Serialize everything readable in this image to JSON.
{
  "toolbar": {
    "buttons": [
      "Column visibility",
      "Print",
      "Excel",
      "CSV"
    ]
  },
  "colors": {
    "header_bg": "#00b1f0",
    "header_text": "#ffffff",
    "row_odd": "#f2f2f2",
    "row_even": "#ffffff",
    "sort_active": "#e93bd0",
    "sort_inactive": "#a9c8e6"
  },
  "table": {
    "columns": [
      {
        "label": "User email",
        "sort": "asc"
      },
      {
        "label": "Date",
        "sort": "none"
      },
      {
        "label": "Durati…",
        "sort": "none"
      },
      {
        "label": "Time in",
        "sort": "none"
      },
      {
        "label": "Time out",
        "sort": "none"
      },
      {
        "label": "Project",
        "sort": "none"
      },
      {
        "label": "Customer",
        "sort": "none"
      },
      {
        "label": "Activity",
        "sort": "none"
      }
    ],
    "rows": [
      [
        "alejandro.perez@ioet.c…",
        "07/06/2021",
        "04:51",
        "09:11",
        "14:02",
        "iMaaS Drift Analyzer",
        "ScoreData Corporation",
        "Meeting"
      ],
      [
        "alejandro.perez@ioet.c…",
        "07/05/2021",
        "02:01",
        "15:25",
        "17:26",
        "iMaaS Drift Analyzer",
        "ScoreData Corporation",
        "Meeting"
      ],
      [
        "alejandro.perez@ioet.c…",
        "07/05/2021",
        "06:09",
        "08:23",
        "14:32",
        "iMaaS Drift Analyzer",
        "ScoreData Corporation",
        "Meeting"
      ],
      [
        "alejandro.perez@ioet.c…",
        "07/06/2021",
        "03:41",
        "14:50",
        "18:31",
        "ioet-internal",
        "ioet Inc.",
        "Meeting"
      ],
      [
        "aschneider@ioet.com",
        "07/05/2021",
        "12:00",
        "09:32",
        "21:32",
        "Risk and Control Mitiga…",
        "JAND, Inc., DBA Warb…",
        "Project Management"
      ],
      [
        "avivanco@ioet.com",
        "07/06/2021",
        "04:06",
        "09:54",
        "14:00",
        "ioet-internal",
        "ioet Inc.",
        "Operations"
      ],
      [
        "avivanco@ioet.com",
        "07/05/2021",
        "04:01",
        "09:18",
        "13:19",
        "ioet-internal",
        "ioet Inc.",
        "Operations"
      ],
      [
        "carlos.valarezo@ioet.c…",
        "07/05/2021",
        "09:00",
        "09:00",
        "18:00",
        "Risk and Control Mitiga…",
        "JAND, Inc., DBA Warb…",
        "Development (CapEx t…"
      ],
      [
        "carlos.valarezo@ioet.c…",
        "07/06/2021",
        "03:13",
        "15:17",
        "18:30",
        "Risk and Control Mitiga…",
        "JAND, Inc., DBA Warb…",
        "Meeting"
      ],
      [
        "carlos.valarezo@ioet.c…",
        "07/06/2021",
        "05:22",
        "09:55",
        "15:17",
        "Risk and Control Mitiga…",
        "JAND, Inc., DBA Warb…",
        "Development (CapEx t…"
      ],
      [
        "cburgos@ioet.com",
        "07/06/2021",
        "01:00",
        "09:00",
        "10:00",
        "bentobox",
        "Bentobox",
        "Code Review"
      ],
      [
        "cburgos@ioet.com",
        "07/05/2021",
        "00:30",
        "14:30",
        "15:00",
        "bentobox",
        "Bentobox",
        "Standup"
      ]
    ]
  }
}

....

*INSTRUCTION*:
Each record above should be restated word for word.

*OUTPUT FOR THIS TASK*:
Serialize everything readable in this image to JSON.
{
  "toolbar": {
    "buttons": [
      "Column visibility",
      "Print",
      "Excel",
      "CSV"
    ]
  },
  "colors": {
    "header_bg": "#00b1f0",
    "header_text": "#ffffff",
    "row_odd": "#f2f2f2",
    "row_even": "#ffffff",
    "sort_active": "#e93bd0",
    "sort_inactive": "#a9c8e6"
  },
  "table": {
    "columns": [
      {
        "label": "User email",
        "sort": "asc"
      },
      {
        "label": "Date",
        "sort": "none"
      },
      {
        "label": "Durati…",
        "sort": "none"
      },
      {
        "label": "Time in",
        "sort": "none"
      },
      {
        "label": "Time out",
        "sort": "none"
      },
      {
        "label": "Project",
        "sort": "none"
      },
      {
        "label": "Customer",
        "sort": "none"
      },
      {
        "label": "Activity",
        "sort": "none"
      }
    ],
    "rows": [
      [
        "alejandro.perez@ioet.c…",
        "07/06/2021",
        "04:51",
        "09:11",
        "14:02",
        "iMaaS Drift Analyzer",
        "ScoreData Corporation",
        "Meeting"
      ],
      [
        "alejandro.perez@ioet.c…",
        "07/05/2021",
        "02:01",
        "15:25",
        "17:26",
        "iMaaS Drift Analyzer",
        "ScoreData Corporation",
        "Meeting"
      ],
      [
        "alejandro.perez@ioet.c…",
        "07/05/2021",
        "06:09",
        "08:23",
        "14:32",
        "iMaaS Drift Analyzer",
        "ScoreData Corporation",
        "Meeting"
      ],
      [
        "alejandro.perez@ioet.c…",
        "07/06/2021",
        "03:41",
        "14:50",
        "18:31",
        "ioet-internal",
        "ioet Inc.",
        "Meeting"
      ],
      [
        "aschneider@ioet.com",
        "07/05/2021",
        "12:00",
        "09:32",
        "21:32",
        "Risk and Control Mitiga…",
        "JAND, Inc., DBA Warb…",
        "Project Management"
      ],
      [
        "avivanco@ioet.com",
        "07/06/2021",
        "04:06",
        "09:54",
        "14:00",
        "ioet-internal",
        "ioet Inc.",
        "Operations"
      ],
      [
        "avivanco@ioet.com",
        "07/05/2021",
        "04:01",
        "09:18",
        "13:19",
        "ioet-internal",
        "ioet Inc.",
        "Operations"
      ],
      [
        "carlos.valarezo@ioet.c…",
        "07/05/2021",
        "09:00",
        "09:00",
        "18:00",
        "Risk and Control Mitiga…",
        "JAND, Inc., DBA Warb…",
        "Development (CapEx t…"
      ],
      [
        "carlos.valarezo@ioet.c…",
        "07/06/2021",
        "03:13",
        "15:17",
        "18:30",
        "Risk and Control Mitiga…",
        "JAND, Inc., DBA Warb…",
        "Meeting"
      ],
      [
        "carlos.valarezo@ioet.c…",
        "07/06/2021",
        "05:22",
        "09:55",
        "15:17",
        "Risk and Control Mitiga…",
        "JAND, Inc., DBA Warb…",
        "Development (CapEx t…"
      ],
      [
        "cburgos@ioet.com",
        "07/06/2021",
        "01:00",
        "09:00",
        "10:00",
        "bentobox",
        "Bentobox",
        "Code Review"
      ],
      [
        "cburgos@ioet.com",
        "07/05/2021",
        "00:30",
        "14:30",
        "15:00",
        "bentobox",
        "Bentobox",
        "Standup"
      ]
    ]
  }
}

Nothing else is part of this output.